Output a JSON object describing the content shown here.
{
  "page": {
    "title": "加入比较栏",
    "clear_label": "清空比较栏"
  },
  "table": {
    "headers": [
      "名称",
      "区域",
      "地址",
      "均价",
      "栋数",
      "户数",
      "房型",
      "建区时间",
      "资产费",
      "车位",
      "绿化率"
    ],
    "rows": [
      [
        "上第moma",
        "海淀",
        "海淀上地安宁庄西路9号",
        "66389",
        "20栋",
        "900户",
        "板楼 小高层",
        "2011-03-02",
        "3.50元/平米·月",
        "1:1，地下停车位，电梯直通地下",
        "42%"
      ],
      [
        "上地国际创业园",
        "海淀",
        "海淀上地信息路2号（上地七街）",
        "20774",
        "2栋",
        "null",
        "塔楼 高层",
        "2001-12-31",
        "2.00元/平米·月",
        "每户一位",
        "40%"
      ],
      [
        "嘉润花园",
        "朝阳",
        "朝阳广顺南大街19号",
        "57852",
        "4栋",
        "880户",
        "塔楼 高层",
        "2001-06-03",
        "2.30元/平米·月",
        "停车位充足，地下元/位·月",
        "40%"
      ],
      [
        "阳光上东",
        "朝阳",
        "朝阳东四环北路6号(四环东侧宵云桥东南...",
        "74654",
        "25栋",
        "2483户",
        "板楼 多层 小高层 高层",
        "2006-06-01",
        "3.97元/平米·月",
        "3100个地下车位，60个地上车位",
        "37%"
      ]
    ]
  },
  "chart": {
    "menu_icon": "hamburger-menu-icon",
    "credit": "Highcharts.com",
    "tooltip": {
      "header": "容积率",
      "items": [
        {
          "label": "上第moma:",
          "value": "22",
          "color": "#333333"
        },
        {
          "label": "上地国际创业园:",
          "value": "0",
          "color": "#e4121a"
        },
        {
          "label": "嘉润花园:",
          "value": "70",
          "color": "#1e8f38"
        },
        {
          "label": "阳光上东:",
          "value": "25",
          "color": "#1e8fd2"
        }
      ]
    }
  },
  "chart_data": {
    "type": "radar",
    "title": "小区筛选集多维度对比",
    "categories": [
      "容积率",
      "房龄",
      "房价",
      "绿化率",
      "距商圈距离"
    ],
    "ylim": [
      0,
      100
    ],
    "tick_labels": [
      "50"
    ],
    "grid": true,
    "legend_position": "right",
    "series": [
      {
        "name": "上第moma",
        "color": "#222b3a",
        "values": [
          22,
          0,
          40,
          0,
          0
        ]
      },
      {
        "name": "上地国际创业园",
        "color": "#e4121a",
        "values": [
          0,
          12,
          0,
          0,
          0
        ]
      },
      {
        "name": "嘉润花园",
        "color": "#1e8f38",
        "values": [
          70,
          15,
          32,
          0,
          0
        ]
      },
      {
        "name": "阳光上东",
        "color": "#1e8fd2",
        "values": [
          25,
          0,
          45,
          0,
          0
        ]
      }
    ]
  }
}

PROBLEM TO SOLVE: Reproduce every entry shown above, precisely as it stands.

COMPLETE ANSWER:
Output a JSON object describing the content shown here.
{
  "page": {
    "title": "加入比较栏",
    "clear_label": "清空比较栏"
  },
  "table": {
    "headers": [
      "名称",
      "区域",
      "地址",
      "均价",
      "栋数",
      "户数",
      "房型",
      "建区时间",
      "资产费",
      "车位",
      "绿化率"
    ],
    "rows": [
      [
        "上第moma",
        "海淀",
        "海淀上地安宁庄西路9号",
        "66389",
        "20栋",
        "900户",
        "板楼 小高层",
        "2011-03-02",
        "3.50元/平米·月",
        "1:1，地下停车位，电梯直通地下",
        "42%"
      ],
      [
        "上地国际创业园",
        "海淀",
        "海淀上地信息路2号（上地七街）",
        "20774",
        "2栋",
        "null",
        "塔楼 高层",
        "2001-12-31",
        "2.00元/平米·月",
        "每户一位",
        "40%"
      ],
      [
        "嘉润花园",
        "朝阳",
        "朝阳广顺南大街19号",
        "57852",
        "4栋",
        "880户",
        "塔楼 高层",
        "2001-06-03",
        "2.30元/平米·月",
        "停车位充足，地下元/位·月",
        "40%"
      ],
      [
        "阳光上东",
        "朝阳",
        "朝阳东四环北路6号(四环东侧宵云桥东南...",
        "74654",
        "25栋",
        "2483户",
        "板楼 多层 小高层 高层",
        "2006-06-01",
        "3.97元/平米·月",
        "3100个地下车位，60个地上车位",
        "37%"
      ]
    ]
  },
  "chart": {
    "menu_icon": "hamburger-menu-icon",
    "credit": "Highcharts.com",
    "tooltip": {
      "header": "容积率",
      "items": [
        {
          "label": "上第moma:",
          "value": "22",
          "color": "#333333"
        },
        {
          "label": "上地国际创业园:",
          "value": "0",
          "color": "#e4121a"
        },
        {
          "label": "嘉润花园:",
          "value": "70",
          "color": "#1e8f38"
        },
        {
          "label": "阳光上东:",
          "value": "25",
          "color": "#1e8fd2"
        }
      ]
    }
  },
  "chart_data": {
    "type": "radar",
    "title": "小区筛选集多维度对比",
    "categories": [
      "容积率",
      "房龄",
      "房价",
      "绿化率",
      "距商圈距离"
    ],
    "ylim": [
      0,
      100
    ],
    "tick_labels": [
      "50"
    ],
    "grid": true,
    "legend_position": "right",
    "series": [
      {
        "name": "上第moma",
        "color": "#222b3a",
        "values": [
          22,
          0,
          40,
          0,
          0
        ]
      },
      {
        "name": "上地国际创业园",
        "color": "#e4121a",
        "values": [
          0,
          12,
          0,
          0,
          0
        ]
      },
      {
        "name": "嘉润花园",
        "color": "#1e8f38",
        "values": [
          70,
          15,
          32,
          0,
          0
        ]
      },
      {
        "name": "阳光上东",
        "color": "#1e8fd2",
        "values": [
          25,
          0,
          45,
          0,
          0
        ]
      }
    ]
  }
}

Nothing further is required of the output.